Do this> Go through the data below. List every line that holds the word "phonetic".
• • • • • • •
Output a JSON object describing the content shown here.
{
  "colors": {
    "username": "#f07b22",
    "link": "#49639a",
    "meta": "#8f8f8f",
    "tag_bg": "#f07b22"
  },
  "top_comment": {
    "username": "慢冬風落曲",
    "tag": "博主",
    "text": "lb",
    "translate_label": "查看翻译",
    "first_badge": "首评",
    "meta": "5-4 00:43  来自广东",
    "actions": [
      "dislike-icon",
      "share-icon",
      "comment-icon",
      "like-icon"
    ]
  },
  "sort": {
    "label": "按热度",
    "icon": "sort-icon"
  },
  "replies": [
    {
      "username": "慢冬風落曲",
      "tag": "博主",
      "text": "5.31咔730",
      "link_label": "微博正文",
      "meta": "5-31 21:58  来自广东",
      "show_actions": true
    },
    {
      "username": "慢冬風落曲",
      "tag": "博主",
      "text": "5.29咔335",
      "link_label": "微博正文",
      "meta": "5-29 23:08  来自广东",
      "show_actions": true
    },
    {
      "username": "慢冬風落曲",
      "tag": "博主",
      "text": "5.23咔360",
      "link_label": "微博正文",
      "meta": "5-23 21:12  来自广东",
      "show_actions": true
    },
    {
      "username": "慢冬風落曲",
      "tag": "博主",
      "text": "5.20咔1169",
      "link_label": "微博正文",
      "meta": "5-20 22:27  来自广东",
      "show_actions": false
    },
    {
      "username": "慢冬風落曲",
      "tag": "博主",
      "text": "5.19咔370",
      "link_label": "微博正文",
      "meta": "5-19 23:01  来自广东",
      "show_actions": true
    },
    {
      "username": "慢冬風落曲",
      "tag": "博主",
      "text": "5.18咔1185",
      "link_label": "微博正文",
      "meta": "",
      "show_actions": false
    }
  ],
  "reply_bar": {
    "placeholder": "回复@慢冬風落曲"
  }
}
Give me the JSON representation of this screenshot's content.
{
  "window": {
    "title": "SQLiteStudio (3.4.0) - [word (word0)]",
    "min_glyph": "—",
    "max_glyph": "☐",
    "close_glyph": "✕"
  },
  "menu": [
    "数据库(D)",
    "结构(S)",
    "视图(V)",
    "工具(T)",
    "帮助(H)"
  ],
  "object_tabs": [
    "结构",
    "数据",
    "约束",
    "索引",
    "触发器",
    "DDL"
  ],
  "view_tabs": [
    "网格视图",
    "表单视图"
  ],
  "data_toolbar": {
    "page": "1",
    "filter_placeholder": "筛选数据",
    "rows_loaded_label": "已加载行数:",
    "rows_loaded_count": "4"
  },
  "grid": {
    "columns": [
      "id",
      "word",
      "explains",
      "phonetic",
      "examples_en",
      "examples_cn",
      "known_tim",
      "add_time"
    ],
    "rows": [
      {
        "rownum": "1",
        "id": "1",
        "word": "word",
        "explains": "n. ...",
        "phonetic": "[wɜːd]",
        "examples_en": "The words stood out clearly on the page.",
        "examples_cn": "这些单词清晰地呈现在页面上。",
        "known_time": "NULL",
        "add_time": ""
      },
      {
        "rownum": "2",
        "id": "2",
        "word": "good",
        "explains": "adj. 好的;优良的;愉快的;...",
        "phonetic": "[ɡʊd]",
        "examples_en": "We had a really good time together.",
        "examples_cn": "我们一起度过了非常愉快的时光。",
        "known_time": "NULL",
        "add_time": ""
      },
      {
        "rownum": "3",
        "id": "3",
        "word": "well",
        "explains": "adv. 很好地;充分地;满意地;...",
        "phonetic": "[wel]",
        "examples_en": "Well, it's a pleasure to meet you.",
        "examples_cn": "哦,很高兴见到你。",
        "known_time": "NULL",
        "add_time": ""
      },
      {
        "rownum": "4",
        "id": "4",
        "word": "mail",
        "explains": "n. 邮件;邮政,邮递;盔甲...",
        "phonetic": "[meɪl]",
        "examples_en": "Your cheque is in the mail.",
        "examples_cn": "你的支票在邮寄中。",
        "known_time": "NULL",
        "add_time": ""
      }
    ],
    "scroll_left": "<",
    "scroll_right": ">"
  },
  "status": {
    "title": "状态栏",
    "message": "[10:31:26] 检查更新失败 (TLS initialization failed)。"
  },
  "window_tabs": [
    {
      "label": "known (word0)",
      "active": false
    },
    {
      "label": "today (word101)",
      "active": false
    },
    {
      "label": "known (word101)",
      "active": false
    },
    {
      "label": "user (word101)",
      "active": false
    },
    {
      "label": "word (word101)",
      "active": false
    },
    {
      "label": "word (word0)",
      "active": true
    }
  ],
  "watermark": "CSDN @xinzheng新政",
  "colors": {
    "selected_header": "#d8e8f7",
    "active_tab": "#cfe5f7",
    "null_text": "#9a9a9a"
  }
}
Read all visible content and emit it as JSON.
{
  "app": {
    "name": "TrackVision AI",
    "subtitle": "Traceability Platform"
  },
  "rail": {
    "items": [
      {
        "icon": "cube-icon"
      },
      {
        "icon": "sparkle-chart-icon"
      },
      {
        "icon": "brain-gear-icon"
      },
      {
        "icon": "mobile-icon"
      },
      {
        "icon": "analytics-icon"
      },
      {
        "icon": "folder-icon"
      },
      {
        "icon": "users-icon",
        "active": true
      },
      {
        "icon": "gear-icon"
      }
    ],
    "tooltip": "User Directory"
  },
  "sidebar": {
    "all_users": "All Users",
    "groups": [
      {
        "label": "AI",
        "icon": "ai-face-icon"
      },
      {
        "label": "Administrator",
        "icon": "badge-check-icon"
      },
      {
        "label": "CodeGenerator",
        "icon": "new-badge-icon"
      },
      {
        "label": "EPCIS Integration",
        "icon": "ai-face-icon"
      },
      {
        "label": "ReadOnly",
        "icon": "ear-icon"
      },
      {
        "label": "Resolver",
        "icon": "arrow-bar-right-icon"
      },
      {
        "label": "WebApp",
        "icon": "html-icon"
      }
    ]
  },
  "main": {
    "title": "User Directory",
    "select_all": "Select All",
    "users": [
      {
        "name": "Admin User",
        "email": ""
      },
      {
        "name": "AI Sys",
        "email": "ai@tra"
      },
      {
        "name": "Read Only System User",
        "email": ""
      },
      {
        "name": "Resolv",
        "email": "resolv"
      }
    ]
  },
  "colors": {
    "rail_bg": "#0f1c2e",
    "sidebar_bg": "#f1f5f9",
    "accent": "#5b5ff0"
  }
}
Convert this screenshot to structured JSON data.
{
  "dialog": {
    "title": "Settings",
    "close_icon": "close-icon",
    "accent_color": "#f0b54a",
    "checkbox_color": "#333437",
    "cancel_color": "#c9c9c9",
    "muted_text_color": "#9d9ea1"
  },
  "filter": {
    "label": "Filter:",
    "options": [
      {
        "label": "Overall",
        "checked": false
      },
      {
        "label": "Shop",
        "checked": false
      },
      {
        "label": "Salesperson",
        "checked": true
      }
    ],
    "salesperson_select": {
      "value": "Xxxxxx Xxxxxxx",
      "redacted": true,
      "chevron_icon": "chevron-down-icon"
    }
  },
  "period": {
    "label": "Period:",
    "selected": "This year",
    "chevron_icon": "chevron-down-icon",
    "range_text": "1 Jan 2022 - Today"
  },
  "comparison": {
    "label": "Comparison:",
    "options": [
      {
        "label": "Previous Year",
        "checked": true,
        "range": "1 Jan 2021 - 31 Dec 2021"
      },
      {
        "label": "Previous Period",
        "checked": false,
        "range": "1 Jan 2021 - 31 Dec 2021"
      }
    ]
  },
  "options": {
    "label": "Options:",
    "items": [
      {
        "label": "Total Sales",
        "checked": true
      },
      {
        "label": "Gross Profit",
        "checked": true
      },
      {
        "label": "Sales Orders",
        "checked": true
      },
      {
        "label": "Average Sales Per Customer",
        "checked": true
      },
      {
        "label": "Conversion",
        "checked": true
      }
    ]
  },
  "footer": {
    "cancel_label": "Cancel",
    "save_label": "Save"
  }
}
• • • • • • •
Exercise solution>
      "phonetic",
        "phonetic": "[wɜːd]",
        "phonetic": "[ɡʊd]",
        "phonetic": "[wel]",
        "phonetic": "[meɪl]",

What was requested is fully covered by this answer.